### Stated problem
From the entries below, extract every line that includes the word "运动员训练馆".

(Recorded data)
..........

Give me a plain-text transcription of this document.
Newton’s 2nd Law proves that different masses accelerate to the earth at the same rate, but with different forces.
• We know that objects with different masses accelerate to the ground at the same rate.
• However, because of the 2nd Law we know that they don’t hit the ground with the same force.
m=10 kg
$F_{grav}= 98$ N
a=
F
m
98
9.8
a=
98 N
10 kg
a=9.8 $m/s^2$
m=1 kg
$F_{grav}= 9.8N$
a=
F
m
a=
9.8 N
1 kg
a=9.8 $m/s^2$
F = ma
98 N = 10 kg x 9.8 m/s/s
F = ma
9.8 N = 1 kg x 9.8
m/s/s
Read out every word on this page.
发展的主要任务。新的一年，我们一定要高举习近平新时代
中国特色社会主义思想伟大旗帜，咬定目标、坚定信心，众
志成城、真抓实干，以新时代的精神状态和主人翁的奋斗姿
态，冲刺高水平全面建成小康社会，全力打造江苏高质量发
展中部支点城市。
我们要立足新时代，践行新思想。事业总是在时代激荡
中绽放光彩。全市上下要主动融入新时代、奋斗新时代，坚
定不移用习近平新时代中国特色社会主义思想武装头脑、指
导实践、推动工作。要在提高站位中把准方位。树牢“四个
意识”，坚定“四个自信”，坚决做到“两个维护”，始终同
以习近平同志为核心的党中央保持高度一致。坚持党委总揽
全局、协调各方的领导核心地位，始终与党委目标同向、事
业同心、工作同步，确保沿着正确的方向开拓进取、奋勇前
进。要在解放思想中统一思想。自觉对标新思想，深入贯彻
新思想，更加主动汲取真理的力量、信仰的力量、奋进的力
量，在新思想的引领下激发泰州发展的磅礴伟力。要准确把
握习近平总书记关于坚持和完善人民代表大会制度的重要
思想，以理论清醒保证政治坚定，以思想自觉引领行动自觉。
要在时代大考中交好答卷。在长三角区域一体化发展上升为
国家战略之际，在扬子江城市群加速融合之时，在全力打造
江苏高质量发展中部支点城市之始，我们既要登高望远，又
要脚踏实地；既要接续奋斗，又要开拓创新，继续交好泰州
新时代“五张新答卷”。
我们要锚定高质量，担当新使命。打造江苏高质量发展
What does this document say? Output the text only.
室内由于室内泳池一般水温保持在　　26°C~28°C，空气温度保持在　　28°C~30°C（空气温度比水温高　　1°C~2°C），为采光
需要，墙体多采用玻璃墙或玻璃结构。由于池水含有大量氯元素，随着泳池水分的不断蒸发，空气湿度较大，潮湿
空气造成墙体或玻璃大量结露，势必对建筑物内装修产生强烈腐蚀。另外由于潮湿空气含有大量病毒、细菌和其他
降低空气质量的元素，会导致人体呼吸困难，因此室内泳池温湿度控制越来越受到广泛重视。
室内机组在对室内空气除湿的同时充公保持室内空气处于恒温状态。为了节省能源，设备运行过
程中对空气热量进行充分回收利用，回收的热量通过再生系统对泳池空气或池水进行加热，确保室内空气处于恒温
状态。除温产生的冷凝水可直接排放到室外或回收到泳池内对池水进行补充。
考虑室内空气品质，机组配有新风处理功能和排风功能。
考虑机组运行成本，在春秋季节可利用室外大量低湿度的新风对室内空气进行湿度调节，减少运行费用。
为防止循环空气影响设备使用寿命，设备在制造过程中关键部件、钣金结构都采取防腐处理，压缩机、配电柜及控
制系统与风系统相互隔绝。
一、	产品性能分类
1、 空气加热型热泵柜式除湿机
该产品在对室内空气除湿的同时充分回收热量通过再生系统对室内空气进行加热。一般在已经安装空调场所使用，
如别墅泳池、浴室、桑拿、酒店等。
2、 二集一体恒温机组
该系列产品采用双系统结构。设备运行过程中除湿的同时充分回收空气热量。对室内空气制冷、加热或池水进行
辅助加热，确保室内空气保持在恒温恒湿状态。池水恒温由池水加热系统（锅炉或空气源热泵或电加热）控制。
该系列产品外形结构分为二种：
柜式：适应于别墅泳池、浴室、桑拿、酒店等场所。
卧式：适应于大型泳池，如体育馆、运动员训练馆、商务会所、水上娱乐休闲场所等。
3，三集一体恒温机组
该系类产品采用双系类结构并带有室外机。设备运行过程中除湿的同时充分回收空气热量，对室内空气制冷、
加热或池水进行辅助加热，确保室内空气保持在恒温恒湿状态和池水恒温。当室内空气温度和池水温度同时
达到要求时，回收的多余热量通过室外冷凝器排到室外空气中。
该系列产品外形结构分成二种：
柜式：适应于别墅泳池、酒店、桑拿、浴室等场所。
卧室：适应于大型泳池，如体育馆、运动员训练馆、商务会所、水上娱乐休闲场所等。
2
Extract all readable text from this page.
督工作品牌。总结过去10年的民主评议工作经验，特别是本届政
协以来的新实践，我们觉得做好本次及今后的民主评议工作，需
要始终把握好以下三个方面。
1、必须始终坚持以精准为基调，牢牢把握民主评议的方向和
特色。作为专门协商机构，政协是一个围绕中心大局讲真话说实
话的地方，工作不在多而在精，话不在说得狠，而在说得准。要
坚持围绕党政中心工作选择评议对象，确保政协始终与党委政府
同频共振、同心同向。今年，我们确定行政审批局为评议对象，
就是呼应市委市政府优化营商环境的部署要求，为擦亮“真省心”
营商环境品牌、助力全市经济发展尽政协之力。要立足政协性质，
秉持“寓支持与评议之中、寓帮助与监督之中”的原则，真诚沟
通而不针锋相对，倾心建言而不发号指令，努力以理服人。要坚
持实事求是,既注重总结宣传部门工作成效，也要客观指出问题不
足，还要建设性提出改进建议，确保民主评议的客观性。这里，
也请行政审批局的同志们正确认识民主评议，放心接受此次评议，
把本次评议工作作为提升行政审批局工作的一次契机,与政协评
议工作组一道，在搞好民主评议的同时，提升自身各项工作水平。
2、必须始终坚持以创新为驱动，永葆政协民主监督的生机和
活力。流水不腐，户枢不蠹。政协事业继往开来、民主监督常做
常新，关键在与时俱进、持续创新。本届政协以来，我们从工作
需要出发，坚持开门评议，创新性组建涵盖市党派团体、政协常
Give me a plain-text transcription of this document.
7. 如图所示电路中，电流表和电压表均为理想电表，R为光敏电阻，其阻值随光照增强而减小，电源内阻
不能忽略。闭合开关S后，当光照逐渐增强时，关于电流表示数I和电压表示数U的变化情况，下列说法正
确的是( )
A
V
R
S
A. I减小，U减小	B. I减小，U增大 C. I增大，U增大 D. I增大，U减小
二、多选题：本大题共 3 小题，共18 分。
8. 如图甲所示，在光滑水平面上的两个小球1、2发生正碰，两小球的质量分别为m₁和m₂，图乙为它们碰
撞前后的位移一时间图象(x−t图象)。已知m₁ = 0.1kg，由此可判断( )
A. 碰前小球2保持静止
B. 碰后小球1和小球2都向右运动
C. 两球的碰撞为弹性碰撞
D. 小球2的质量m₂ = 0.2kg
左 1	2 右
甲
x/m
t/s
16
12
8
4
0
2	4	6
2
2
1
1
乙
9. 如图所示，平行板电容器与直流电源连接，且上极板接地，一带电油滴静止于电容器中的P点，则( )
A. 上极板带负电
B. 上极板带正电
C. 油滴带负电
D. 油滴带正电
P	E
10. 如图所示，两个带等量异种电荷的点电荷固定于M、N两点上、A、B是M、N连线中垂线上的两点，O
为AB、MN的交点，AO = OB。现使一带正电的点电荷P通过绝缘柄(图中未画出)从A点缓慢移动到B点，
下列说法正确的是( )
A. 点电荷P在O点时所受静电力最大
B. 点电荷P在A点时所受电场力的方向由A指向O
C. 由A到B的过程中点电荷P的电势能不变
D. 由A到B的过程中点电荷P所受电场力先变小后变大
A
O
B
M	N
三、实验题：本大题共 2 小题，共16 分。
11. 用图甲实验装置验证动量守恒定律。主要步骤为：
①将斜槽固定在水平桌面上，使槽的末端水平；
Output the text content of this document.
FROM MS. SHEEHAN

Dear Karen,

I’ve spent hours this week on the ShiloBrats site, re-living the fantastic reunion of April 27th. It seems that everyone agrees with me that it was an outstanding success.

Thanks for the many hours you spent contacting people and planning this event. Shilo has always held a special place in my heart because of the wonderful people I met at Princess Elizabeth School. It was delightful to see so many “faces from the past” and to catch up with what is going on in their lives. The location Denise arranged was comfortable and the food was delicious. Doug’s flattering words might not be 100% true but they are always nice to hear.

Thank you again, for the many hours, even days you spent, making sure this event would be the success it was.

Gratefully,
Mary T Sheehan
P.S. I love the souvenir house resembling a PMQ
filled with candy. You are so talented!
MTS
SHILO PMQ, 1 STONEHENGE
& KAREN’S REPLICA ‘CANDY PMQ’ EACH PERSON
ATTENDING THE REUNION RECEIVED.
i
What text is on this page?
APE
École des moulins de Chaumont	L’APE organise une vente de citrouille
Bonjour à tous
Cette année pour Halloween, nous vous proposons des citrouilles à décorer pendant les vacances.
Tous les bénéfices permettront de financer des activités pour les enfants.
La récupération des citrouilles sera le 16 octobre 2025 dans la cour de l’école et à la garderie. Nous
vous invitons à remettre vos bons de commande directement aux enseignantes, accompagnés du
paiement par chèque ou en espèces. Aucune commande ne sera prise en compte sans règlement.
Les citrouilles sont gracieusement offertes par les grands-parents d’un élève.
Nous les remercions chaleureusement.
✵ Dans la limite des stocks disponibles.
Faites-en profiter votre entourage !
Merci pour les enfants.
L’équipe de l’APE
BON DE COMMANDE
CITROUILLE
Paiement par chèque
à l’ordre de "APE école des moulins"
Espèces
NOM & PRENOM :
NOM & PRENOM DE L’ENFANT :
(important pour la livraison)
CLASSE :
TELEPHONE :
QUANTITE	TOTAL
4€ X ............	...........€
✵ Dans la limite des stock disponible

..........

### Finished answer
卧式：适应于大型泳池，如体育馆、运动员训练馆、商务会所、水上娱乐休闲场所等。
卧室：适应于大型泳池，如体育馆、运动员训练馆、商务会所、水上娱乐休闲场所等。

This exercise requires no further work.